• Task input:
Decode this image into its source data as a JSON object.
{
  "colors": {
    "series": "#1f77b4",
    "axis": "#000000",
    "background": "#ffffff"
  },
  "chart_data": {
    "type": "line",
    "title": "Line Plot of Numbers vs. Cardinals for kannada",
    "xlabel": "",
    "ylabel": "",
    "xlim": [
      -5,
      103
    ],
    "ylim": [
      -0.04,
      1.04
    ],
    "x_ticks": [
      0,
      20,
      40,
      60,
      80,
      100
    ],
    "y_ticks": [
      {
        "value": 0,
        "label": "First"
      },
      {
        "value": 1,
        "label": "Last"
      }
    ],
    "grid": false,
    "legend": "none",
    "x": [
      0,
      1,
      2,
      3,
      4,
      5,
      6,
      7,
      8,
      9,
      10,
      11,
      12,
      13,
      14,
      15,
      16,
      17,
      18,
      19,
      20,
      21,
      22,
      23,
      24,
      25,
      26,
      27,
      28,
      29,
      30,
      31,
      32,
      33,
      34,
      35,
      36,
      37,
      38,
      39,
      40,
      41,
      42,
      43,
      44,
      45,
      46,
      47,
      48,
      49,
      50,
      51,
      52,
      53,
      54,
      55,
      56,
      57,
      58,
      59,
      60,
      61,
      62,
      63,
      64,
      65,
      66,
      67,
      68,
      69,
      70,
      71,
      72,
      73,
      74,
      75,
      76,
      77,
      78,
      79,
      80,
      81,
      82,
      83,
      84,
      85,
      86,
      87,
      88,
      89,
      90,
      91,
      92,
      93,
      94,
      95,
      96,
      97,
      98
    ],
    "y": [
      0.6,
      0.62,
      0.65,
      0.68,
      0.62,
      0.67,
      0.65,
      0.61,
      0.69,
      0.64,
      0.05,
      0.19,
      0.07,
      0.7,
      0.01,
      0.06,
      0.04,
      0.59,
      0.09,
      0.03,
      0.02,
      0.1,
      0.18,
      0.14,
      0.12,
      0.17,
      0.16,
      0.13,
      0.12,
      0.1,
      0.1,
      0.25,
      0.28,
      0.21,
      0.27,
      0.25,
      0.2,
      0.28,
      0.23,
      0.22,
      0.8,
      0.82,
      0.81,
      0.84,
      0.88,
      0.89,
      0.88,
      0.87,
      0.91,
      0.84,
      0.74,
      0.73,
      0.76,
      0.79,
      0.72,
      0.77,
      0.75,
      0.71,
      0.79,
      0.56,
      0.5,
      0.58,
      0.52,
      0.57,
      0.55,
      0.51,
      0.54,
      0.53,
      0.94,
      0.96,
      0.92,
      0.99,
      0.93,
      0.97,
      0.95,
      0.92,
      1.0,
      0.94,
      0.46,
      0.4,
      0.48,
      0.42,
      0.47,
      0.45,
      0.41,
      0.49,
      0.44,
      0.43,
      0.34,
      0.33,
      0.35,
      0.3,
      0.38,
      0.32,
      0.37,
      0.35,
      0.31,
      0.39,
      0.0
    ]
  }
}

• What is expected: Reproduce all of the data exactly as given.

• Written response:
Decode this image into its source data as a JSON object.
{
  "colors": {
    "series": "#1f77b4",
    "axis": "#000000",
    "background": "#ffffff"
  },
  "chart_data": {
    "type": "line",
    "title": "Line Plot of Numbers vs. Cardinals for kannada",
    "xlabel": "",
    "ylabel": "",
    "xlim": [
      -5,
      103
    ],
    "ylim": [
      -0.04,
      1.04
    ],
    "x_ticks": [
      0,
      20,
      40,
      60,
      80,
      100
    ],
    "y_ticks": [
      {
        "value": 0,
        "label": "First"
      },
      {
        "value": 1,
        "label": "Last"
      }
    ],
    "grid": false,
    "legend": "none",
    "x": [
      0,
      1,
      2,
      3,
      4,
      5,
      6,
      7,
      8,
      9,
      10,
      11,
      12,
      13,
      14,
      15,
      16,
      17,
      18,
      19,
      20,
      21,
      22,
      23,
      24,
      25,
      26,
      27,
      28,
      29,
      30,
      31,
      32,
      33,
      34,
      35,
      36,
      37,
      38,
      39,
      40,
      41,
      42,
      43,
      44,
      45,
      46,
      47,
      48,
      49,
      50,
      51,
      52,
      53,
      54,
      55,
      56,
      57,
      58,
      59,
      60,
      61,
      62,
      63,
      64,
      65,
      66,
      67,
      68,
      69,
      70,
      71,
      72,
      73,
      74,
      75,
      76,
      77,
      78,
      79,
      80,
      81,
      82,
      83,
      84,
      85,
      86,
      87,
      88,
      89,
      90,
      91,
      92,
      93,
      94,
      95,
      96,
      97,
      98
    ],
    "y": [
      0.6,
      0.62,
      0.65,
      0.68,
      0.62,
      0.67,
      0.65,
      0.61,
      0.69,
      0.64,
      0.05,
      0.19,
      0.07,
      0.7,
      0.01,
      0.06,
      0.04,
      0.59,
      0.09,
      0.03,
      0.02,
      0.1,
      0.18,
      0.14,
      0.12,
      0.17,
      0.16,
      0.13,
      0.12,
      0.1,
      0.1,
      0.25,
      0.28,
      0.21,
      0.27,
      0.25,
      0.2,
      0.28,
      0.23,
      0.22,
      0.8,
      0.82,
      0.81,
      0.84,
      0.88,
      0.89,
      0.88,
      0.87,
      0.91,
      0.84,
      0.74,
      0.73,
      0.76,
      0.79,
      0.72,
      0.77,
      0.75,
      0.71,
      0.79,
      0.56,
      0.5,
      0.58,
      0.52,
      0.57,
      0.55,
      0.51,
      0.54,
      0.53,
      0.94,
      0.96,
      0.92,
      0.99,
      0.93,
      0.97,
      0.95,
      0.92,
      1.0,
      0.94,
      0.46,
      0.4,
      0.48,
      0.42,
      0.47,
      0.45,
      0.41,
      0.49,
      0.44,
      0.43,
      0.34,
      0.33,
      0.35,
      0.3,
      0.38,
      0.32,
      0.37,
      0.35,
      0.31,
      0.39,
      0.0
    ]
  }
}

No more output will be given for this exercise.